DATA IN THIS EXERCISE

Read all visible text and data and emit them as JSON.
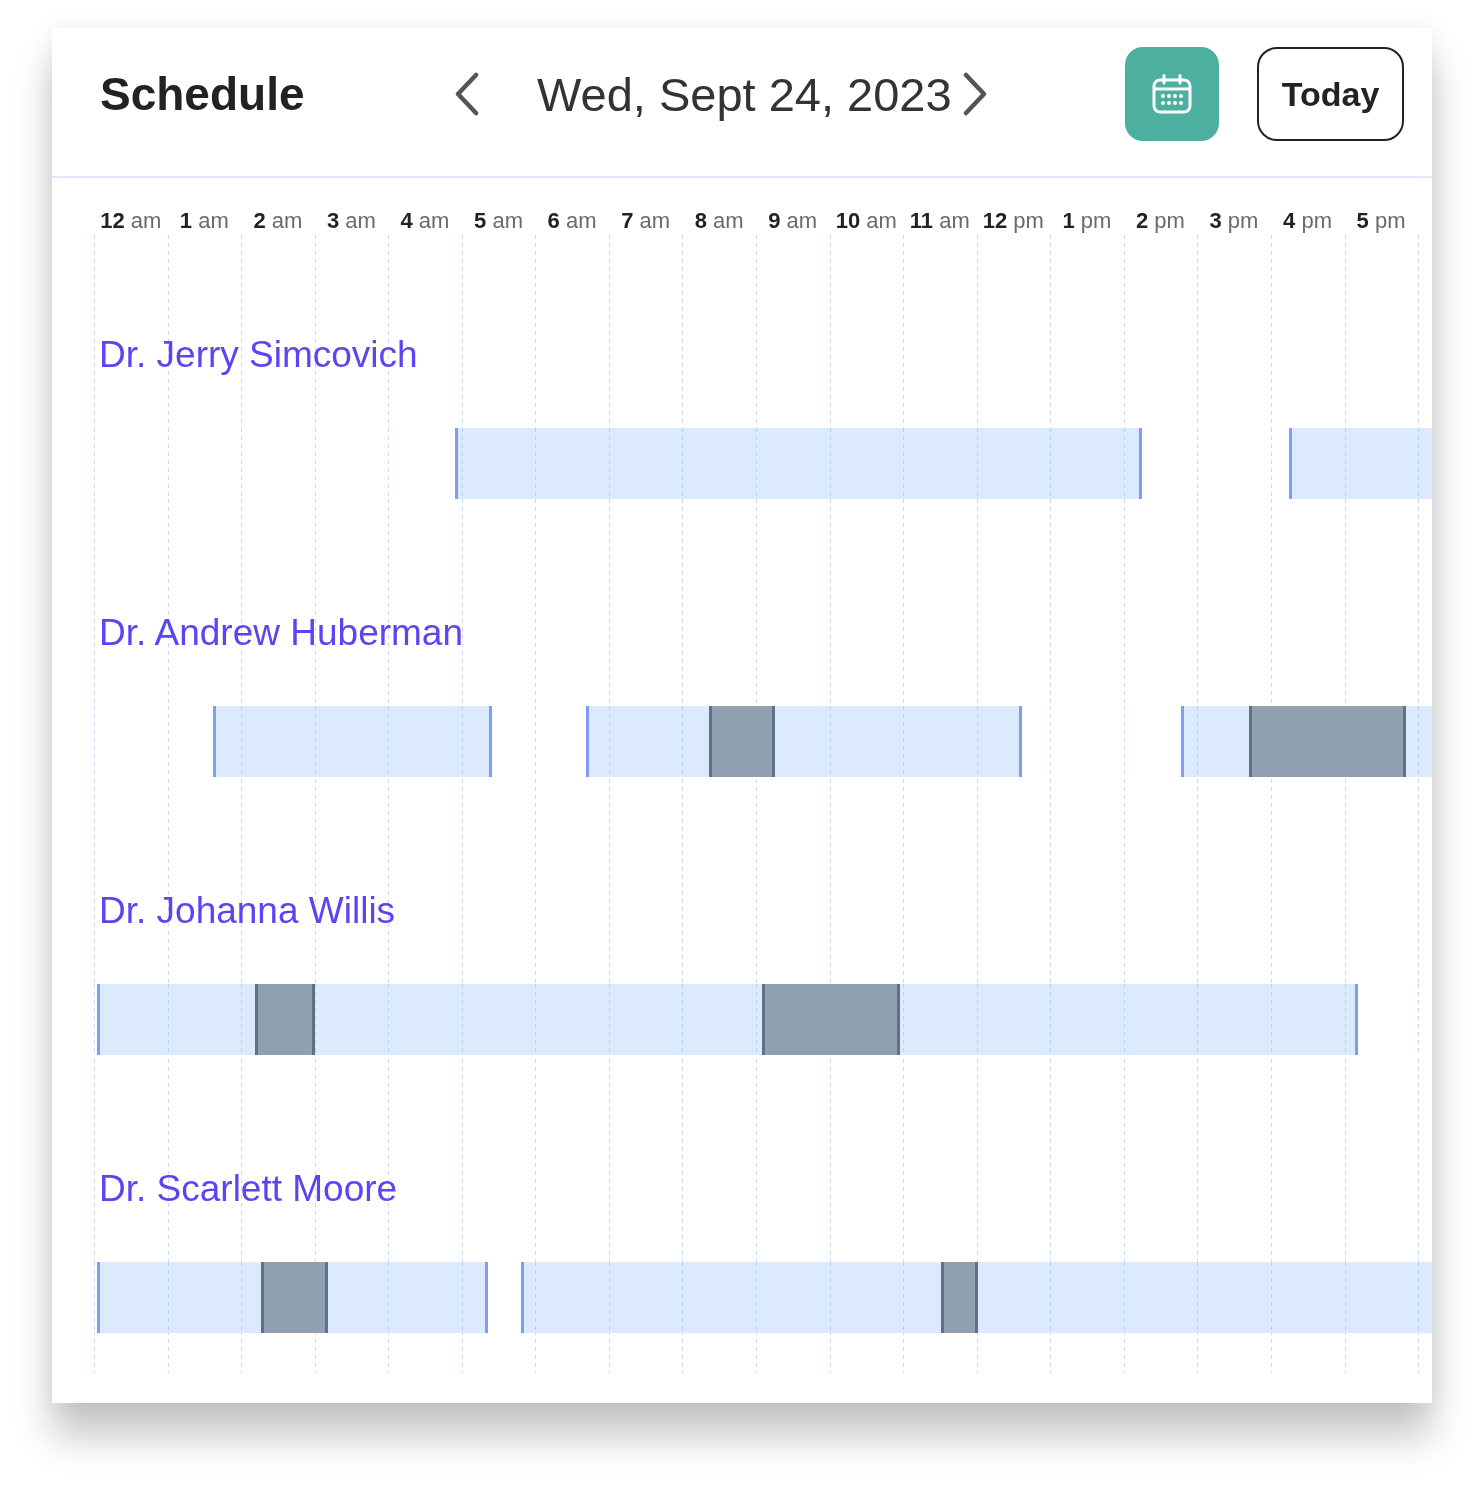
{
  "header": {
    "title": "Schedule",
    "date": "Wed, Sept 24, 2023",
    "today_button": "Today"
  },
  "hours": [
    "**12** am",
    "**1** am",
    "**2** am",
    "**3** am",
    "**4** am",
    "**5** am",
    "**6** am",
    "**7** am",
    "**8** am",
    "**9** am",
    "**10** am",
    "**11** am",
    "**12** pm",
    "**1** pm",
    "**2** pm",
    "**3** pm",
    "**4** pm",
    "**5** pm"
  ],
  "doctors": [
    {
      "name": "Dr. Jerry Simcovich",
      "shifts": [
        {
          "start": {
            "level": 0.2706
          },
          "end": {
            "level": 0.7825
          }
        },
        {
          "start": {
            "level": 0.8939
          }
        }
      ]
    },
    {
      "name": "Dr. Andrew Huberman",
      "shifts": [
        {
          "start": {
            "level": 0.0897
          },
          "end": {
            "level": 0.296
          }
        },
        {
          "start": {
            "level": 0.3692
          },
          "end": {
            "level": 0.6928
          },
          "bookings": [
            {
              "start": {
                "level": 0.4604
              },
              "end": {
                "level": 0.5082
              }
            }
          ]
        },
        {
          "start": {
            "level": 0.8132
          },
          "bookings": [
            {
              "start": {
                "level": 0.864
              },
              "end": {
                "level": 0.9791
              }
            }
          ]
        }
      ]
    },
    {
      "name": "Dr. Johanna Willis",
      "shifts": [
        {
          "start": {
            "level": 0.003
          },
          "end": {
            "level": 0.9432
          },
          "bookings": [
            {
              "start": {
                "level": 0.1211
              },
              "end": {
                "level": 0.1644
              }
            },
            {
              "start": {
                "level": 0.5007
              },
              "end": {
                "level": 0.6016
              }
            }
          ]
        }
      ]
    },
    {
      "name": "Dr. Scarlett Moore",
      "shifts": [
        {
          "start": {
            "level": 0.003
          },
          "end": {
            "level": 0.2937
          },
          "bookings": [
            {
              "start": {
                "level": 0.1256
              },
              "end": {
                "level": 0.1734
              }
            }
          ]
        },
        {
          "start": {
            "level": 0.3199
          },
          "bookings": [
            {
              "start": {
                "level": 0.6345
              },
              "end": {
                "level": 0.6599
              }
            }
          ]
        }
      ]
    }
  ]
}
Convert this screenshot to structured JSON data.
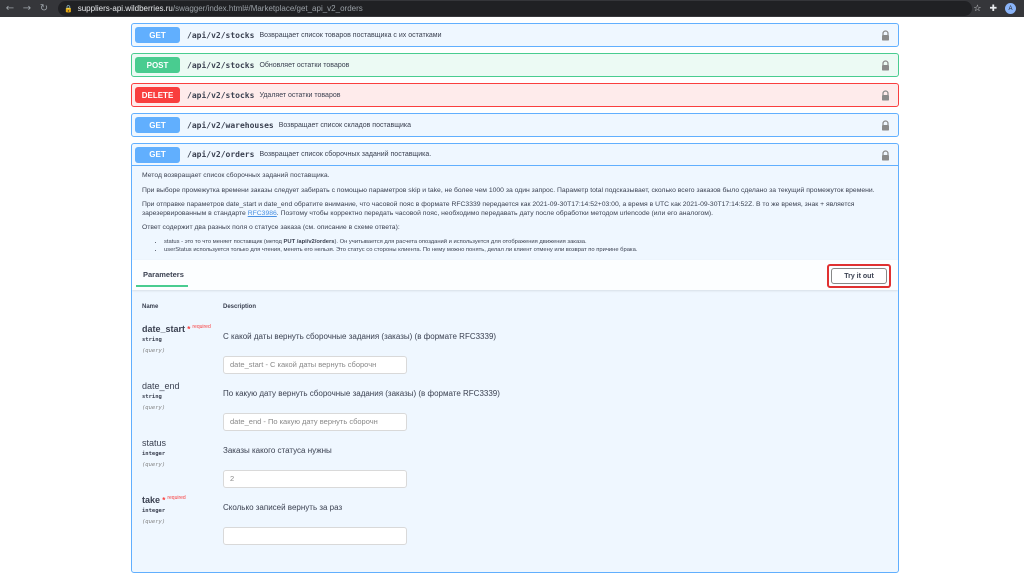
{
  "browser": {
    "url_host": "suppliers-api.wildberries.ru",
    "url_path": "/swagger/index.html#/Marketplace/get_api_v2_orders",
    "avatar_letter": "A"
  },
  "endpoints": [
    {
      "method": "GET",
      "path": "/api/v2/stocks",
      "summary": "Возвращает список товаров поставщика с их остатками",
      "kind": "get"
    },
    {
      "method": "POST",
      "path": "/api/v2/stocks",
      "summary": "Обновляет остатки товаров",
      "kind": "post"
    },
    {
      "method": "DELETE",
      "path": "/api/v2/stocks",
      "summary": "Удаляет остатки товаров",
      "kind": "delete"
    },
    {
      "method": "GET",
      "path": "/api/v2/warehouses",
      "summary": "Возвращает список складов поставщика",
      "kind": "get"
    }
  ],
  "expanded": {
    "method": "GET",
    "path": "/api/v2/orders",
    "summary": "Возвращает список сборочных заданий поставщика.",
    "desc1": "Метод возвращает список сборочных заданий поставщика.",
    "desc2": "При выборе промежутка времени заказы следует забирать с помощью параметров skip и take, не более чем 1000 за один запрос. Параметр total подсказывает, сколько всего заказов было сделано за текущий промежуток времени.",
    "desc3a": "При отправке параметров date_start и date_end обратите внимание, что часовой пояс в формате RFC3339 передается как 2021-09-30T17:14:52+03:00, а время в UTC как 2021-09-30T17:14:52Z. В то же время, знак + является зарезервированным в стандарте ",
    "desc3link": "RFC3986",
    "desc3b": ". Поэтому чтобы корректно передать часовой пояс, необходимо передавать дату после обработки методом urlencode (или его аналогом).",
    "desc4": "Ответ содержит два разных поля о статусе заказа (см. описание в схеме ответа):",
    "bullet1a": "status - это то что меняет поставщик (метод ",
    "bullet1b": "PUT /api/v2/orders",
    "bullet1c": "). Он учитывается для расчета опозданий и используется для отображения движения заказа.",
    "bullet2": "userStatus используется только для чтения, менять его нельзя. Это статус со стороны клиента. По нему можно понять, делал ли клиент отмену или возврат по причине брака."
  },
  "params": {
    "tab_label": "Parameters",
    "try_label": "Try it out",
    "col_name": "Name",
    "col_desc": "Description",
    "required_label": "required",
    "items": [
      {
        "name": "date_start",
        "required": true,
        "type": "string",
        "in": "(query)",
        "desc": "С какой даты вернуть сборочные задания (заказы) (в формате RFC3339)",
        "placeholder": "date_start - С какой даты вернуть сборочн"
      },
      {
        "name": "date_end",
        "required": false,
        "type": "string",
        "in": "(query)",
        "desc": "По какую дату вернуть сборочные задания (заказы) (в формате RFC3339)",
        "placeholder": "date_end - По какую дату вернуть сборочн"
      },
      {
        "name": "status",
        "required": false,
        "type": "integer",
        "in": "(query)",
        "desc": "Заказы какого статуса нужны",
        "placeholder": "2"
      },
      {
        "name": "take",
        "required": true,
        "type": "integer",
        "in": "(query)",
        "desc": "Сколько записей вернуть за раз",
        "placeholder": ""
      }
    ]
  }
}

PROBLEM DESCRIPTION
Give the data above again in full and unchanged, skipping the pictures.

ANSWER FOR THIS EXERCISE
Read all visible text and data and emit them as JSON.
{
  "header": {
    "title": "Schedule",
    "date": "Wed, Sept 24, 2023",
    "today_button": "Today"
  },
  "hours": [
    "**12** am",
    "**1** am",
    "**2** am",
    "**3** am",
    "**4** am",
    "**5** am",
    "**6** am",
    "**7** am",
    "**8** am",
    "**9** am",
    "**10** am",
    "**11** am",
    "**12** pm",
    "**1** pm",
    "**2** pm",
    "**3** pm",
    "**4** pm",
    "**5** pm"
  ],
  "doctors": [
    {
      "name": "Dr. Jerry Simcovich",
      "shifts": [
        {
          "start": {
            "level": 0.2706
          },
          "end": {
            "level": 0.7825
          }
        },
        {
          "start": {
            "level": 0.8939
          }
        }
      ]
    },
    {
      "name": "Dr. Andrew Huberman",
      "shifts": [
        {
          "start": {
            "level": 0.0897
          },
          "end": {
            "level": 0.296
          }
        },
        {
          "start": {
            "level": 0.3692
          },
          "end": {
            "level": 0.6928
          },
          "bookings": [
            {
              "start": {
                "level": 0.4604
              },
              "end": {
                "level": 0.5082
              }
            }
          ]
        },
        {
          "start": {
            "level": 0.8132
          },
          "bookings": [
            {
              "start": {
                "level": 0.864
              },
              "end": {
                "level": 0.9791
              }
            }
          ]
        }
      ]
    },
    {
      "name": "Dr. Johanna Willis",
      "shifts": [
        {
          "start": {
            "level": 0.003
          },
          "end": {
            "level": 0.9432
          },
          "bookings": [
            {
              "start": {
                "level": 0.1211
              },
              "end": {
                "level": 0.1644
              }
            },
            {
              "start": {
                "level": 0.5007
              },
              "end": {
                "level": 0.6016
              }
            }
          ]
        }
      ]
    },
    {
      "name": "Dr. Scarlett Moore",
      "shifts": [
        {
          "start": {
            "level": 0.003
          },
          "end": {
            "level": 0.2937
          },
          "bookings": [
            {
              "start": {
                "level": 0.1256
              },
              "end": {
                "level": 0.1734
              }
            }
          ]
        },
        {
          "start": {
            "level": 0.3199
          },
          "bookings": [
            {
              "start": {
                "level": 0.6345
              },
              "end": {
                "level": 0.6599
              }
            }
          ]
        }
      ]
    }
  ]
}
Convert this screenshot to structured JSON data.
{
  "browser": {
    "url_host": "suppliers-api.wildberries.ru",
    "url_path": "/swagger/index.html#/Marketplace/get_api_v2_orders",
    "avatar_letter": "A"
  },
  "endpoints": [
    {
      "method": "GET",
      "path": "/api/v2/stocks",
      "summary": "Возвращает список товаров поставщика с их остатками",
      "kind": "get"
    },
    {
      "method": "POST",
      "path": "/api/v2/stocks",
      "summary": "Обновляет остатки товаров",
      "kind": "post"
    },
    {
      "method": "DELETE",
      "path": "/api/v2/stocks",
      "summary": "Удаляет остатки товаров",
      "kind": "delete"
    },
    {
      "method": "GET",
      "path": "/api/v2/warehouses",
      "summary": "Возвращает список складов поставщика",
      "kind": "get"
    }
  ],
  "expanded": {
    "method": "GET",
    "path": "/api/v2/orders",
    "summary": "Возвращает список сборочных заданий поставщика.",
    "desc1": "Метод возвращает список сборочных заданий поставщика.",
    "desc2": "При выборе промежутка времени заказы следует забирать с помощью параметров skip и take, не более чем 1000 за один запрос. Параметр total подсказывает, сколько всего заказов было сделано за текущий промежуток времени.",
    "desc3a": "При отправке параметров date_start и date_end обратите внимание, что часовой пояс в формате RFC3339 передается как 2021-09-30T17:14:52+03:00, а время в UTC как 2021-09-30T17:14:52Z. В то же время, знак + является зарезервированным в стандарте ",
    "desc3link": "RFC3986",
    "desc3b": ". Поэтому чтобы корректно передать часовой пояс, необходимо передавать дату после обработки методом urlencode (или его аналогом).",
    "desc4": "Ответ содержит два разных поля о статусе заказа (см. описание в схеме ответа):",
    "bullet1a": "status - это то что меняет поставщик (метод ",
    "bullet1b": "PUT /api/v2/orders",
    "bullet1c": "). Он учитывается для расчета опозданий и используется для отображения движения заказа.",
    "bullet2": "userStatus используется только для чтения, менять его нельзя. Это статус со стороны клиента. По нему можно понять, делал ли клиент отмену или возврат по причине брака."
  },
  "params": {
    "tab_label": "Parameters",
    "try_label": "Try it out",
    "col_name": "Name",
    "col_desc": "Description",
    "required_label": "required",
    "items": [
      {
        "name": "date_start",
        "required": true,
        "type": "string",
        "in": "(query)",
        "desc": "С какой даты вернуть сборочные задания (заказы) (в формате RFC3339)",
        "placeholder": "date_start - С какой даты вернуть сборочн"
      },
      {
        "name": "date_end",
        "required": false,
        "type": "string",
        "in": "(query)",
        "desc": "По какую дату вернуть сборочные задания (заказы) (в формате RFC3339)",
        "placeholder": "date_end - По какую дату вернуть сборочн"
      },
      {
        "name": "status",
        "required": false,
        "type": "integer",
        "in": "(query)",
        "desc": "Заказы какого статуса нужны",
        "placeholder": "2"
      },
      {
        "name": "take",
        "required": true,
        "type": "integer",
        "in": "(query)",
        "desc": "Сколько записей вернуть за раз",
        "placeholder": ""
      }
    ]
  }
}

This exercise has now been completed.